* [WHAT YOU HAVE TO DO] Reproduce the full listing below unchanged, apart from the pictures.

--*--

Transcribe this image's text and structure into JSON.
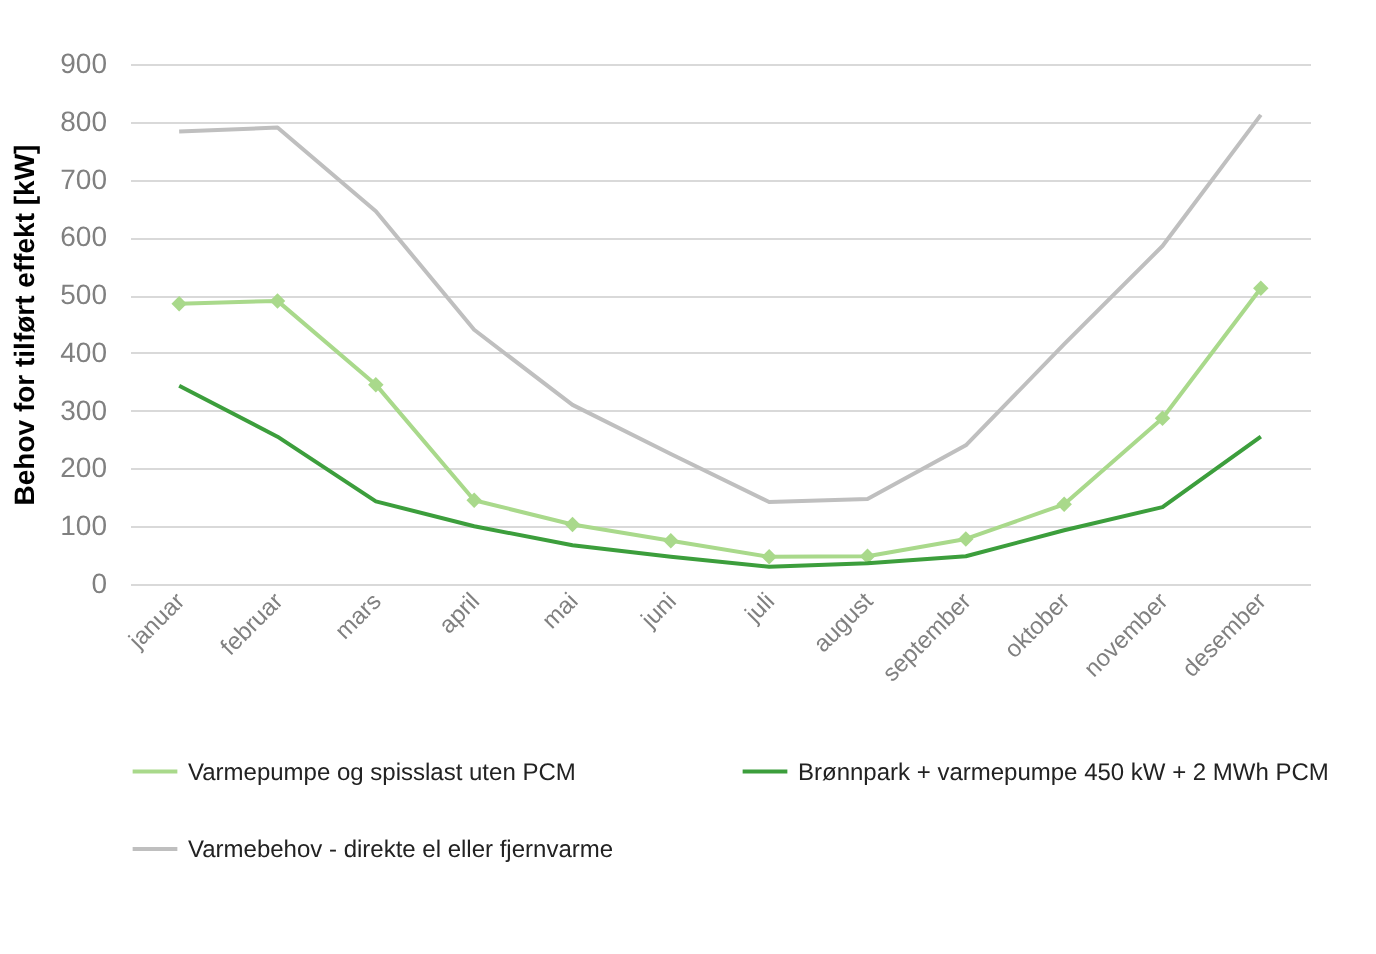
{
  "chart_data": {
    "type": "line",
    "ylabel": "Behov for tilført effekt [kW]",
    "categories": [
      "januar",
      "februar",
      "mars",
      "april",
      "mai",
      "juni",
      "juli",
      "august",
      "september",
      "oktober",
      "november",
      "desember"
    ],
    "series": [
      {
        "name": "Varmepumpe og spisslast uten PCM",
        "color": "#a9d98b",
        "marker": "diamond",
        "values": [
          485,
          490,
          345,
          145,
          103,
          75,
          47,
          48,
          78,
          138,
          287,
          512
        ]
      },
      {
        "name": "Brønnpark + varmepumpe 450 kW + 2 MWh PCM",
        "color": "#3c9e3c",
        "values": [
          343,
          255,
          143,
          100,
          67,
          47,
          30,
          36,
          48,
          93,
          133,
          255
        ]
      },
      {
        "name": "Varmebehov - direkte el eller fjernvarme",
        "color": "#bfbfbf",
        "values": [
          783,
          790,
          645,
          440,
          310,
          225,
          142,
          147,
          240,
          415,
          585,
          812
        ]
      }
    ],
    "ylim": [
      0,
      900
    ],
    "yticks": [
      0,
      100,
      200,
      300,
      400,
      500,
      600,
      700,
      800,
      900
    ],
    "grid": "y",
    "legend": "bottom"
  }
}
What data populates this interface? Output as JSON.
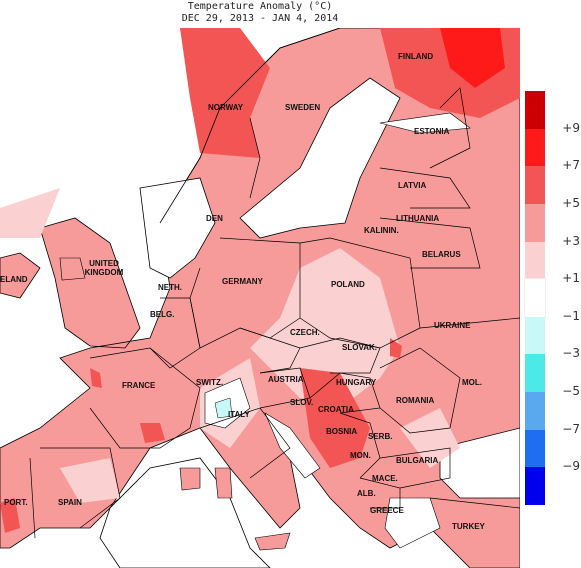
{
  "title": "Temperature Anomaly (°C)",
  "date_range": "DEC 29, 2013 - JAN  4, 2014",
  "legend": {
    "colors": [
      "#cc0000",
      "#ff1a1a",
      "#f35555",
      "#f79a9a",
      "#fbd0d0",
      "#ffffff",
      "#c8f8f8",
      "#4de8e8",
      "#5aa8f0",
      "#1e6ef0",
      "#0000ee"
    ],
    "labels": [
      "+9",
      "+7",
      "+5",
      "+3",
      "+1",
      "−1",
      "−3",
      "−5",
      "−7",
      "−9"
    ]
  },
  "countries": [
    {
      "name": "FINLAND",
      "key": "finland"
    },
    {
      "name": "NORWAY",
      "key": "norway"
    },
    {
      "name": "SWEDEN",
      "key": "sweden"
    },
    {
      "name": "ESTONIA",
      "key": "estonia"
    },
    {
      "name": "LATVIA",
      "key": "latvia"
    },
    {
      "name": "LITHUANIA",
      "key": "lithuania"
    },
    {
      "name": "KALININ.",
      "key": "kalinin"
    },
    {
      "name": "BELARUS",
      "key": "belarus"
    },
    {
      "name": "DEN",
      "key": "den"
    },
    {
      "name": "UNITED KINGDOM",
      "key": "uk"
    },
    {
      "name": "ELAND",
      "key": "eland"
    },
    {
      "name": "NETH.",
      "key": "neth"
    },
    {
      "name": "GERMANY",
      "key": "germany"
    },
    {
      "name": "POLAND",
      "key": "poland"
    },
    {
      "name": "BELG.",
      "key": "belg"
    },
    {
      "name": "CZECH.",
      "key": "czech"
    },
    {
      "name": "UKRAINE",
      "key": "ukraine"
    },
    {
      "name": "SLOVAK.",
      "key": "slovak"
    },
    {
      "name": "FRANCE",
      "key": "france"
    },
    {
      "name": "SWITZ.",
      "key": "switz"
    },
    {
      "name": "AUSTRIA",
      "key": "austria"
    },
    {
      "name": "HUNGARY",
      "key": "hungary"
    },
    {
      "name": "MOL.",
      "key": "mol"
    },
    {
      "name": "ITALY",
      "key": "italy"
    },
    {
      "name": "SLOV.",
      "key": "slov"
    },
    {
      "name": "CROATIA",
      "key": "croatia"
    },
    {
      "name": "ROMANIA",
      "key": "romania"
    },
    {
      "name": "BOSNIA",
      "key": "bosnia"
    },
    {
      "name": "SERB.",
      "key": "serb"
    },
    {
      "name": "MON.",
      "key": "mon"
    },
    {
      "name": "BULGARIA",
      "key": "bulgaria"
    },
    {
      "name": "MACE.",
      "key": "mace"
    },
    {
      "name": "ALB.",
      "key": "alb"
    },
    {
      "name": "GREECE",
      "key": "greece"
    },
    {
      "name": "PORT.",
      "key": "port"
    },
    {
      "name": "SPAIN",
      "key": "spain"
    },
    {
      "name": "TURKEY",
      "key": "turkey"
    }
  ]
}
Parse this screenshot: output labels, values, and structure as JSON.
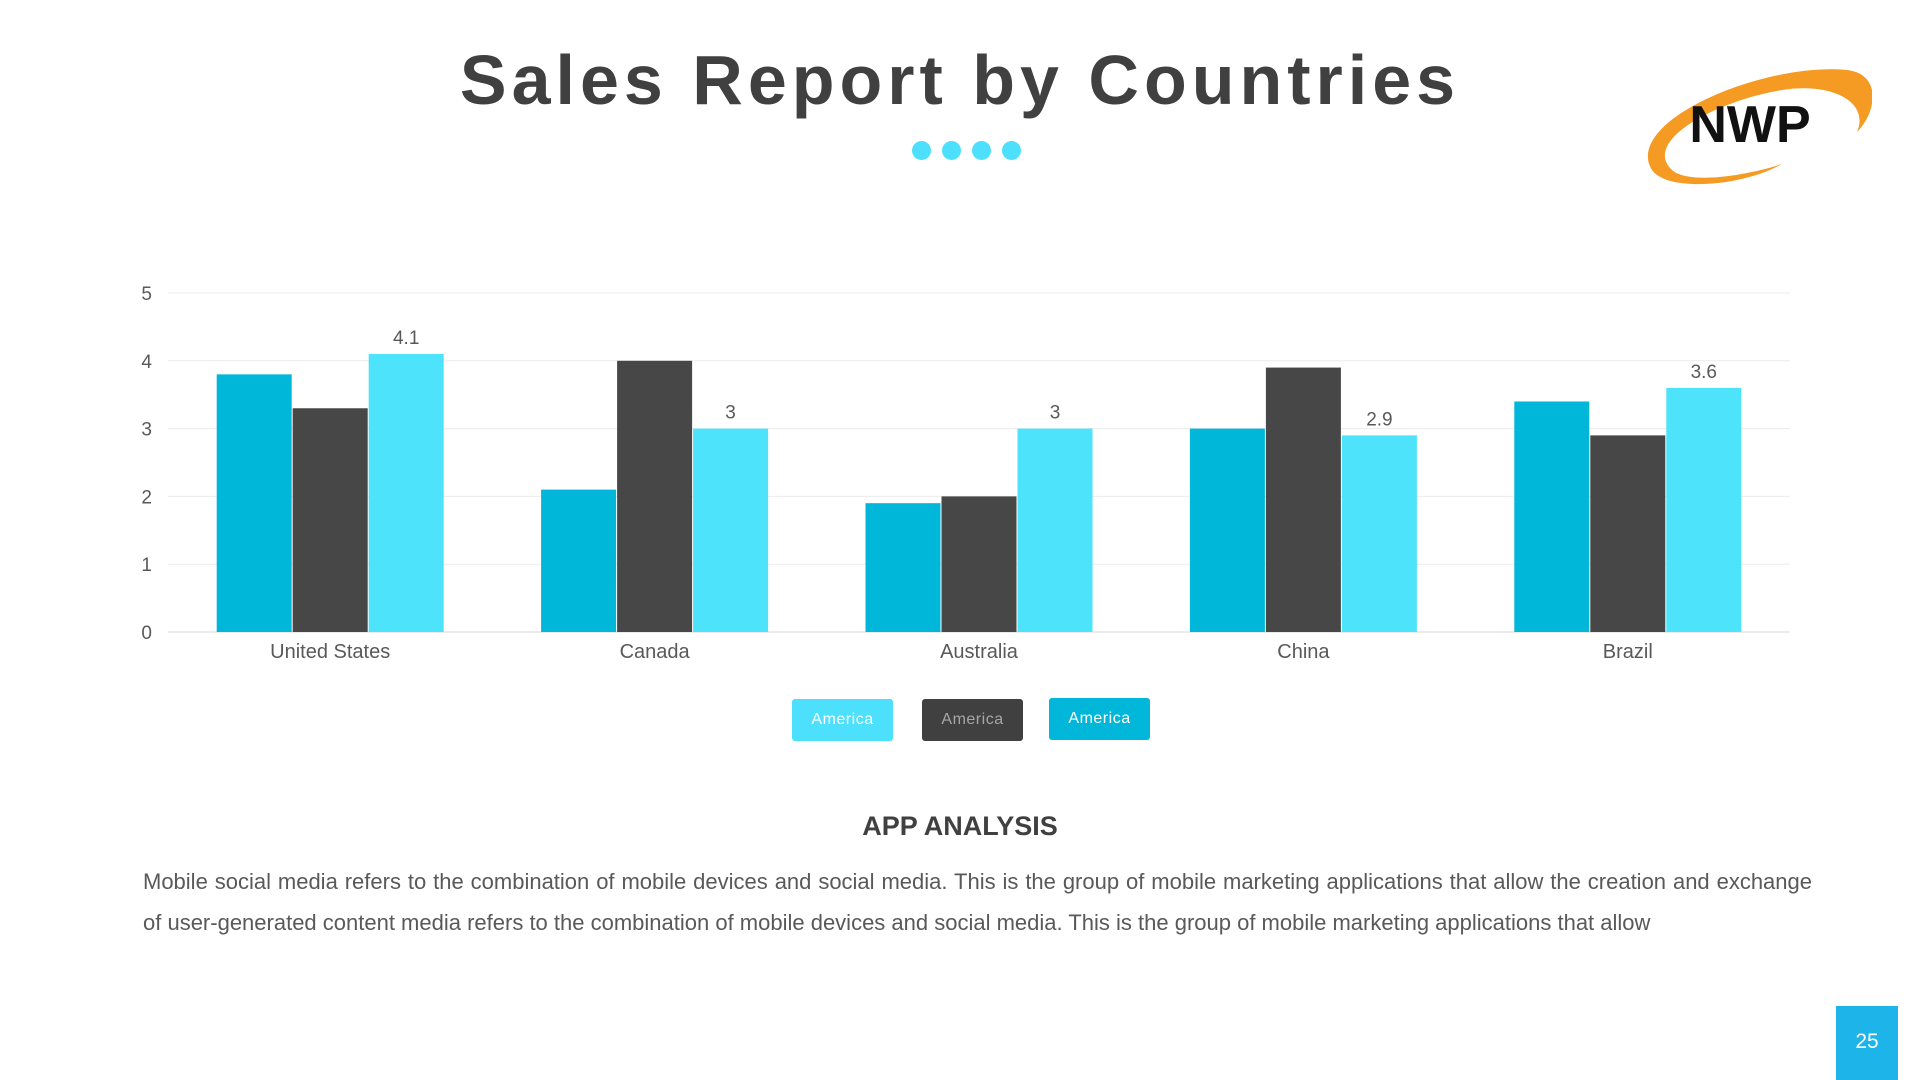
{
  "slide": {
    "title": "Sales Report by Countries",
    "logo_text": "NWP",
    "page_number": "25",
    "section_title": "APP ANALYSIS",
    "body": "Mobile social media refers to the combination of mobile devices and social media. This is the group of mobile marketing applications that allow the creation and exchange of user-generated content media refers to the combination of mobile devices and social media. This is the group of mobile marketing applications that allow"
  },
  "colors": {
    "accent": "#4de0fc",
    "dark": "#404040",
    "teal": "#00b7d9",
    "logo_orange": "#f59a23"
  },
  "legend": [
    {
      "label": "America",
      "bg": "#4de0fc",
      "fg": "#ffffff"
    },
    {
      "label": "America",
      "bg": "#404040",
      "fg": "#a6a6a6"
    },
    {
      "label": "America",
      "bg": "#00b7d9",
      "fg": "#ffffff"
    }
  ],
  "chart_data": {
    "type": "bar",
    "categories": [
      "United States",
      "Canada",
      "Australia",
      "China",
      "Brazil"
    ],
    "series": [
      {
        "values": [
          3.8,
          2.1,
          1.9,
          3.0,
          3.4
        ],
        "color": "#00b7d9",
        "show_labels": false
      },
      {
        "values": [
          3.3,
          4.0,
          2.0,
          3.9,
          2.9
        ],
        "color": "#474747",
        "show_labels": false
      },
      {
        "values": [
          4.1,
          3.0,
          3.0,
          2.9,
          3.6
        ],
        "color": "#4de3fb",
        "show_labels": true
      }
    ],
    "ylim": [
      0,
      5
    ],
    "yticks": [
      0,
      1,
      2,
      3,
      4,
      5
    ],
    "grid": true
  }
}
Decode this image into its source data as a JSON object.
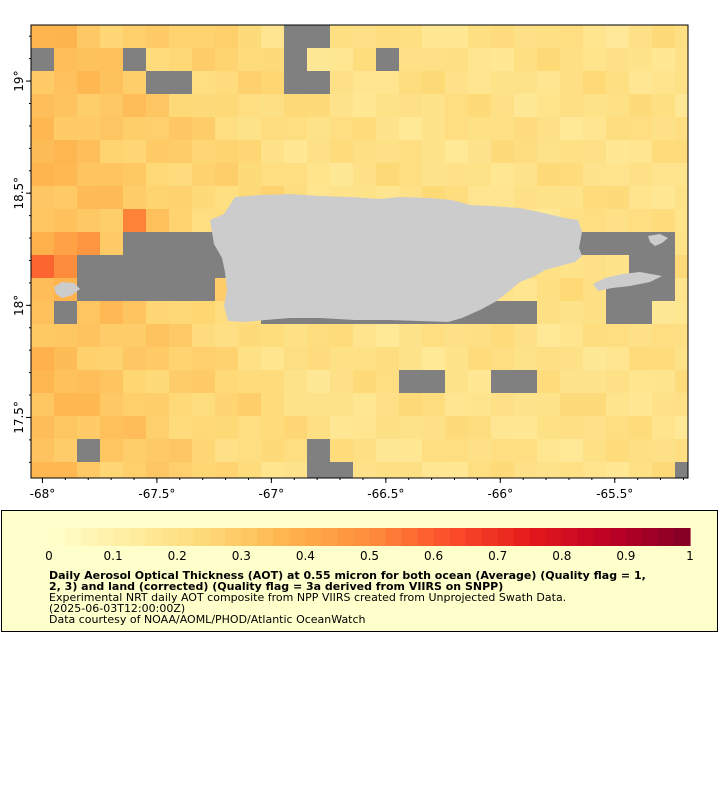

--*--

* [RESPONSE TO THIS TASK]
Transcribe this image's text and structure into JSON.
{
  "chart_data": {
    "type": "line",
    "ylabel": "Behov for tilført effekt [kW]",
    "categories": [
      "januar",
      "februar",
      "mars",
      "april",
      "mai",
      "juni",
      "juli",
      "august",
      "september",
      "oktober",
      "november",
      "desember"
    ],
    "series": [
      {
        "name": "Varmepumpe og spisslast uten PCM",
        "color": "#a9d98b",
        "marker": "diamond",
        "values": [
          485,
          490,
          345,
          145,
          103,
          75,
          47,
          48,
          78,
          138,
          287,
          512
        ]
      },
      {
        "name": "Brønnpark + varmepumpe 450 kW + 2 MWh PCM",
        "color": "#3c9e3c",
        "values": [
          343,
          255,
          143,
          100,
          67,
          47,
          30,
          36,
          48,
          93,
          133,
          255
        ]
      },
      {
        "name": "Varmebehov - direkte el eller fjernvarme",
        "color": "#bfbfbf",
        "values": [
          783,
          790,
          645,
          440,
          310,
          225,
          142,
          147,
          240,
          415,
          585,
          812
        ]
      }
    ],
    "ylim": [
      0,
      900
    ],
    "yticks": [
      0,
      100,
      200,
      300,
      400,
      500,
      600,
      700,
      800,
      900
    ],
    "grid": "y",
    "legend": "bottom"
  }
}
What data populates this interface? Output as JSON.
{
  "title": "Temperature Anomaly (°C)",
  "date_range": "DEC 29, 2013 - JAN  4, 2014",
  "legend": {
    "colors": [
      "#cc0000",
      "#ff1a1a",
      "#f35555",
      "#f79a9a",
      "#fbd0d0",
      "#ffffff",
      "#c8f8f8",
      "#4de8e8",
      "#5aa8f0",
      "#1e6ef0",
      "#0000ee"
    ],
    "labels": [
      "+9",
      "+7",
      "+5",
      "+3",
      "+1",
      "−1",
      "−3",
      "−5",
      "−7",
      "−9"
    ]
  },
  "countries": [
    {
      "name": "FINLAND",
      "key": "finland"
    },
    {
      "name": "NORWAY",
      "key": "norway"
    },
    {
      "name": "SWEDEN",
      "key": "sweden"
    },
    {
      "name": "ESTONIA",
      "key": "estonia"
    },
    {
      "name": "LATVIA",
      "key": "latvia"
    },
    {
      "name": "LITHUANIA",
      "key": "lithuania"
    },
    {
      "name": "KALININ.",
      "key": "kalinin"
    },
    {
      "name": "BELARUS",
      "key": "belarus"
    },
    {
      "name": "DEN",
      "key": "den"
    },
    {
      "name": "UNITED KINGDOM",
      "key": "uk"
    },
    {
      "name": "ELAND",
      "key": "eland"
    },
    {
      "name": "NETH.",
      "key": "neth"
    },
    {
      "name": "GERMANY",
      "key": "germany"
    },
    {
      "name": "POLAND",
      "key": "poland"
    },
    {
      "name": "BELG.",
      "key": "belg"
    },
    {
      "name": "CZECH.",
      "key": "czech"
    },
    {
      "name": "UKRAINE",
      "key": "ukraine"
    },
    {
      "name": "SLOVAK.",
      "key": "slovak"
    },
    {
      "name": "FRANCE",
      "key": "france"
    },
    {
      "name": "SWITZ.",
      "key": "switz"
    },
    {
      "name": "AUSTRIA",
      "key": "austria"
    },
    {
      "name": "HUNGARY",
      "key": "hungary"
    },
    {
      "name": "MOL.",
      "key": "mol"
    },
    {
      "name": "ITALY",
      "key": "italy"
    },
    {
      "name": "SLOV.",
      "key": "slov"
    },
    {
      "name": "CROATIA",
      "key": "croatia"
    },
    {
      "name": "ROMANIA",
      "key": "romania"
    },
    {
      "name": "BOSNIA",
      "key": "bosnia"
    },
    {
      "name": "SERB.",
      "key": "serb"
    },
    {
      "name": "MON.",
      "key": "mon"
    },
    {
      "name": "BULGARIA",
      "key": "bulgaria"
    },
    {
      "name": "MACE.",
      "key": "mace"
    },
    {
      "name": "ALB.",
      "key": "alb"
    },
    {
      "name": "GREECE",
      "key": "greece"
    },
    {
      "name": "PORT.",
      "key": "port"
    },
    {
      "name": "SPAIN",
      "key": "spain"
    },
    {
      "name": "TURKEY",
      "key": "turkey"
    }
  ]
}
Parse this screenshot: output labels, values, and structure as JSON.
{
  "slide": {
    "title": "Sales Report by Countries",
    "logo_text": "NWP",
    "page_number": "25",
    "section_title": "APP ANALYSIS",
    "body": "Mobile social media refers to the combination of mobile devices and social media. This is the group of mobile marketing applications that allow the creation and exchange of user-generated content media refers to the combination of mobile devices and social media. This is the group of mobile marketing applications that allow"
  },
  "colors": {
    "accent": "#4de0fc",
    "dark": "#404040",
    "teal": "#00b7d9",
    "logo_orange": "#f59a23"
  },
  "legend": [
    {
      "label": "America",
      "bg": "#4de0fc",
      "fg": "#ffffff"
    },
    {
      "label": "America",
      "bg": "#404040",
      "fg": "#a6a6a6"
    },
    {
      "label": "America",
      "bg": "#00b7d9",
      "fg": "#ffffff"
    }
  ],
  "chart_data": {
    "type": "bar",
    "categories": [
      "United States",
      "Canada",
      "Australia",
      "China",
      "Brazil"
    ],
    "series": [
      {
        "values": [
          3.8,
          2.1,
          1.9,
          3.0,
          3.4
        ],
        "color": "#00b7d9",
        "show_labels": false
      },
      {
        "values": [
          3.3,
          4.0,
          2.0,
          3.9,
          2.9
        ],
        "color": "#474747",
        "show_labels": false
      },
      {
        "values": [
          4.1,
          3.0,
          3.0,
          2.9,
          3.6
        ],
        "color": "#4de3fb",
        "show_labels": true
      }
    ],
    "ylim": [
      0,
      5
    ],
    "yticks": [
      0,
      1,
      2,
      3,
      4,
      5
    ],
    "grid": true
  }
}
Decode this image into its source data as a JSON object.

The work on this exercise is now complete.